### [Goal of the exercise]
Copy each line below that contains "text".

A block of data
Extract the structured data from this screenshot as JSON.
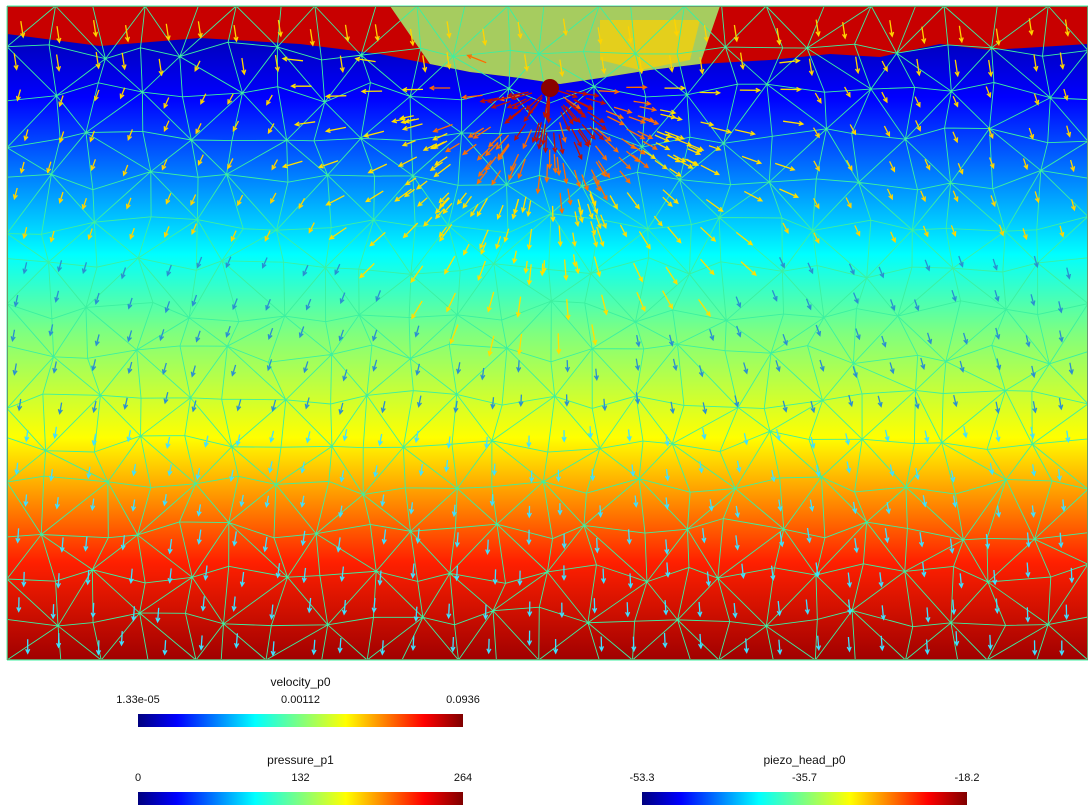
{
  "legends": {
    "velocity": {
      "title": "velocity_p0",
      "min": "1.33e-05",
      "mid": "0.00112",
      "max": "0.0936"
    },
    "pressure": {
      "title": "pressure_p1",
      "min": "0",
      "mid": "132",
      "max": "264"
    },
    "piezo": {
      "title": "piezo_head_p0",
      "min": "-53.3",
      "mid": "-35.7",
      "max": "-18.2"
    }
  },
  "colormap": [
    "#00007f",
    "#0000ff",
    "#00ffff",
    "#7fff7f",
    "#ffff00",
    "#ff0000",
    "#7f0000"
  ],
  "colors": {
    "mesh_lines": "#3cf0a0",
    "frame": "#6a9a6a"
  }
}
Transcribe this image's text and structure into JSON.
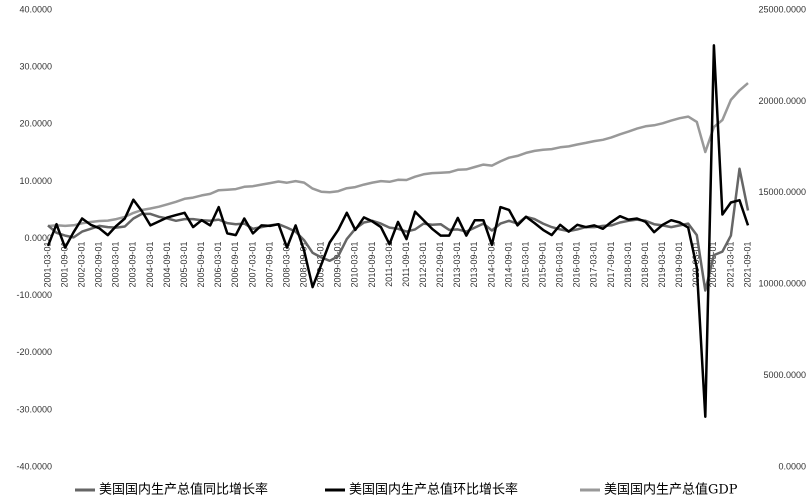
{
  "chart_data": {
    "type": "line",
    "categories": [
      "2001-03-01",
      null,
      "2001-09-01",
      null,
      "2002-03-01",
      null,
      "2002-09-01",
      null,
      "2003-03-01",
      null,
      "2003-09-01",
      null,
      "2004-03-01",
      null,
      "2004-09-01",
      null,
      "2005-03-01",
      null,
      "2005-09-01",
      null,
      "2006-03-01",
      null,
      "2006-09-01",
      null,
      "2007-03-01",
      null,
      "2007-09-01",
      null,
      "2008-03-01",
      null,
      "2008-09-01",
      null,
      "2009-03-01",
      null,
      "2009-09-01",
      null,
      "2010-03-01",
      null,
      "2010-09-01",
      null,
      "2011-03-01",
      null,
      "2011-09-01",
      null,
      "2012-03-01",
      null,
      "2012-09-01",
      null,
      "2013-03-01",
      null,
      "2013-09-01",
      null,
      "2014-03-01",
      null,
      "2014-09-01",
      null,
      "2015-03-01",
      null,
      "2015-09-01",
      null,
      "2016-03-01",
      null,
      "2016-09-01",
      null,
      "2017-03-01",
      null,
      "2017-09-01",
      null,
      "2018-03-01",
      null,
      "2018-09-01",
      null,
      "2019-03-01",
      null,
      "2019-09-01",
      null,
      "2020-03-01",
      null,
      "2020-09-01",
      null,
      "2021-03-01",
      null,
      "2021-09-01"
    ],
    "series": [
      {
        "name": "美国国内生产总值同比增长率",
        "color": "#666666",
        "values": [
          2.3,
          1.0,
          0.5,
          0.2,
          1.2,
          1.7,
          2.2,
          2.0,
          1.9,
          2.1,
          3.5,
          4.3,
          4.3,
          3.8,
          3.5,
          3.1,
          3.4,
          3.4,
          3.2,
          3.1,
          3.3,
          2.7,
          2.5,
          2.6,
          1.7,
          2.0,
          2.3,
          2.5,
          1.9,
          1.2,
          -0.3,
          -2.5,
          -3.3,
          -3.9,
          -3.1,
          -0.1,
          1.7,
          2.8,
          3.1,
          2.6,
          1.9,
          1.7,
          1.2,
          1.6,
          2.6,
          2.4,
          2.5,
          1.5,
          1.6,
          1.2,
          1.9,
          2.6,
          1.4,
          2.6,
          3.1,
          2.6,
          3.8,
          3.4,
          2.6,
          2.0,
          1.6,
          1.3,
          1.6,
          2.0,
          2.0,
          2.2,
          2.3,
          2.8,
          3.1,
          3.3,
          3.1,
          2.5,
          2.3,
          2.0,
          2.3,
          2.6,
          0.6,
          -9.1,
          -2.9,
          -2.3,
          0.5,
          12.2,
          4.9
        ]
      },
      {
        "name": "美国国内生产总值环比增长率",
        "color": "#000000",
        "values": [
          -1.3,
          2.5,
          -1.6,
          1.1,
          3.5,
          2.4,
          1.8,
          0.6,
          2.2,
          3.5,
          6.8,
          4.8,
          2.3,
          3.0,
          3.7,
          4.1,
          4.5,
          2.0,
          3.2,
          2.3,
          5.5,
          0.9,
          0.6,
          3.5,
          0.9,
          2.3,
          2.2,
          2.5,
          -1.6,
          2.3,
          -2.1,
          -8.5,
          -4.6,
          -0.7,
          1.5,
          4.5,
          1.5,
          3.7,
          3.0,
          2.0,
          -1.0,
          2.9,
          -0.1,
          4.7,
          3.2,
          1.7,
          0.5,
          0.5,
          3.6,
          0.5,
          3.2,
          3.2,
          -1.1,
          5.5,
          5.0,
          2.3,
          3.8,
          2.7,
          1.5,
          0.6,
          2.4,
          1.2,
          2.4,
          2.0,
          2.3,
          1.7,
          2.9,
          3.9,
          3.3,
          3.5,
          2.9,
          1.1,
          2.4,
          3.2,
          2.8,
          1.9,
          -5.1,
          -31.2,
          33.8,
          4.2,
          6.3,
          6.7,
          2.3
        ]
      },
      {
        "name": "美国国内生产总值GDP",
        "color": "#999999",
        "axis": "y2",
        "values": [
          13180,
          13230,
          13190,
          13220,
          13330,
          13400,
          13460,
          13480,
          13560,
          13680,
          13900,
          14060,
          14140,
          14240,
          14370,
          14510,
          14670,
          14740,
          14860,
          14940,
          15140,
          15170,
          15200,
          15330,
          15360,
          15450,
          15530,
          15620,
          15550,
          15640,
          15560,
          15230,
          15060,
          15030,
          15090,
          15250,
          15310,
          15450,
          15560,
          15640,
          15600,
          15710,
          15700,
          15880,
          16010,
          16080,
          16100,
          16120,
          16260,
          16280,
          16410,
          16540,
          16490,
          16720,
          16920,
          17020,
          17180,
          17290,
          17360,
          17390,
          17490,
          17540,
          17640,
          17730,
          17830,
          17900,
          18030,
          18200,
          18350,
          18510,
          18640,
          18690,
          18800,
          18950,
          19080,
          19170,
          18880,
          17230,
          18600,
          18980,
          20080,
          20600,
          21000
        ]
      }
    ],
    "ylim": [
      -40,
      40
    ],
    "yticks": [
      {
        "value": -40,
        "label": "-40.0000"
      },
      {
        "value": -30,
        "label": "-30.0000"
      },
      {
        "value": -20,
        "label": "-20.0000"
      },
      {
        "value": -10,
        "label": "-10.0000"
      },
      {
        "value": 0,
        "label": "0.0000"
      },
      {
        "value": 10,
        "label": "10.0000"
      },
      {
        "value": 20,
        "label": "20.0000"
      },
      {
        "value": 30,
        "label": "30.0000"
      },
      {
        "value": 40,
        "label": "40.0000"
      }
    ],
    "y2lim": [
      0,
      25000
    ],
    "y2ticks": [
      {
        "value": 0,
        "label": "0.0000"
      },
      {
        "value": 5000,
        "label": "5000.0000"
      },
      {
        "value": 10000,
        "label": "10000.0000"
      },
      {
        "value": 15000,
        "label": "15000.0000"
      },
      {
        "value": 20000,
        "label": "20000.0000"
      },
      {
        "value": 25000,
        "label": "25000.0000"
      }
    ],
    "grid": false,
    "legend": "bottom"
  }
}
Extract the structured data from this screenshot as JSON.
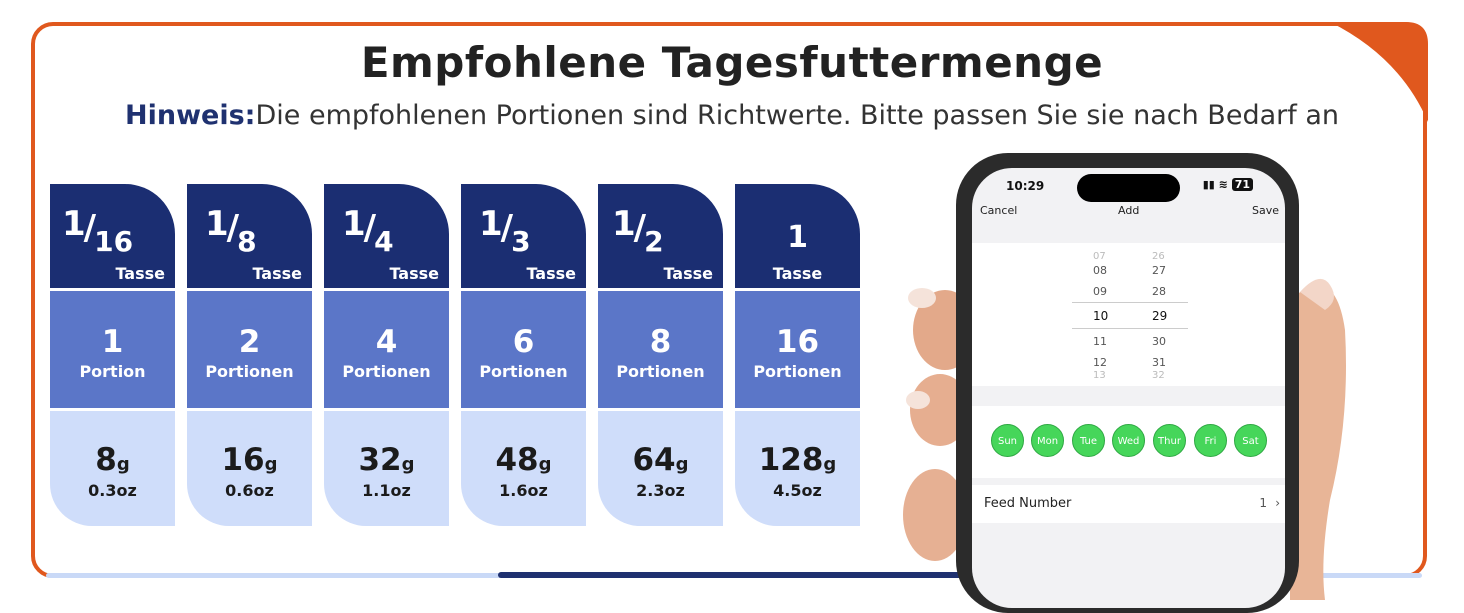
{
  "title": "Empfohlene Tagesfuttermenge",
  "note": {
    "prefix": "Hinweis:",
    "text": "Die empfohlenen Portionen sind Richtwerte. Bitte passen Sie sie nach Bedarf an"
  },
  "colors": {
    "frame": "#e0581e",
    "navy": "#1b2e72",
    "mid_blue": "#5b76c8",
    "light_blue": "#cfddfa"
  },
  "columns": [
    {
      "num": "1",
      "den": "16",
      "cup_label": "Tasse",
      "portion": "1",
      "portion_label": "Portion",
      "grams": "8",
      "g_unit": "g",
      "oz": "0.3oz"
    },
    {
      "num": "1",
      "den": "8",
      "cup_label": "Tasse",
      "portion": "2",
      "portion_label": "Portionen",
      "grams": "16",
      "g_unit": "g",
      "oz": "0.6oz"
    },
    {
      "num": "1",
      "den": "4",
      "cup_label": "Tasse",
      "portion": "4",
      "portion_label": "Portionen",
      "grams": "32",
      "g_unit": "g",
      "oz": "1.1oz"
    },
    {
      "num": "1",
      "den": "3",
      "cup_label": "Tasse",
      "portion": "6",
      "portion_label": "Portionen",
      "grams": "48",
      "g_unit": "g",
      "oz": "1.6oz"
    },
    {
      "num": "1",
      "den": "2",
      "cup_label": "Tasse",
      "portion": "8",
      "portion_label": "Portionen",
      "grams": "64",
      "g_unit": "g",
      "oz": "2.3oz"
    },
    {
      "whole": "1",
      "cup_label": "Tasse",
      "portion": "16",
      "portion_label": "Portionen",
      "grams": "128",
      "g_unit": "g",
      "oz": "4.5oz"
    }
  ],
  "phone": {
    "time": "10:29",
    "battery": "71",
    "cancel": "Cancel",
    "header_title": "Add",
    "save": "Save",
    "hours": [
      "07",
      "08",
      "09",
      "10",
      "11",
      "12",
      "13"
    ],
    "minutes": [
      "26",
      "27",
      "28",
      "29",
      "30",
      "31",
      "32"
    ],
    "days": [
      "Sun",
      "Mon",
      "Tue",
      "Wed",
      "Thur",
      "Fri",
      "Sat"
    ],
    "feed_label": "Feed Number",
    "feed_value": "1"
  }
}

### [Answer below]
Transcribe this image's text and structure into JSON.
    "text": "Die empfohlenen Portionen sind Richtwerte. Bitte passen Sie sie nach Bedarf an"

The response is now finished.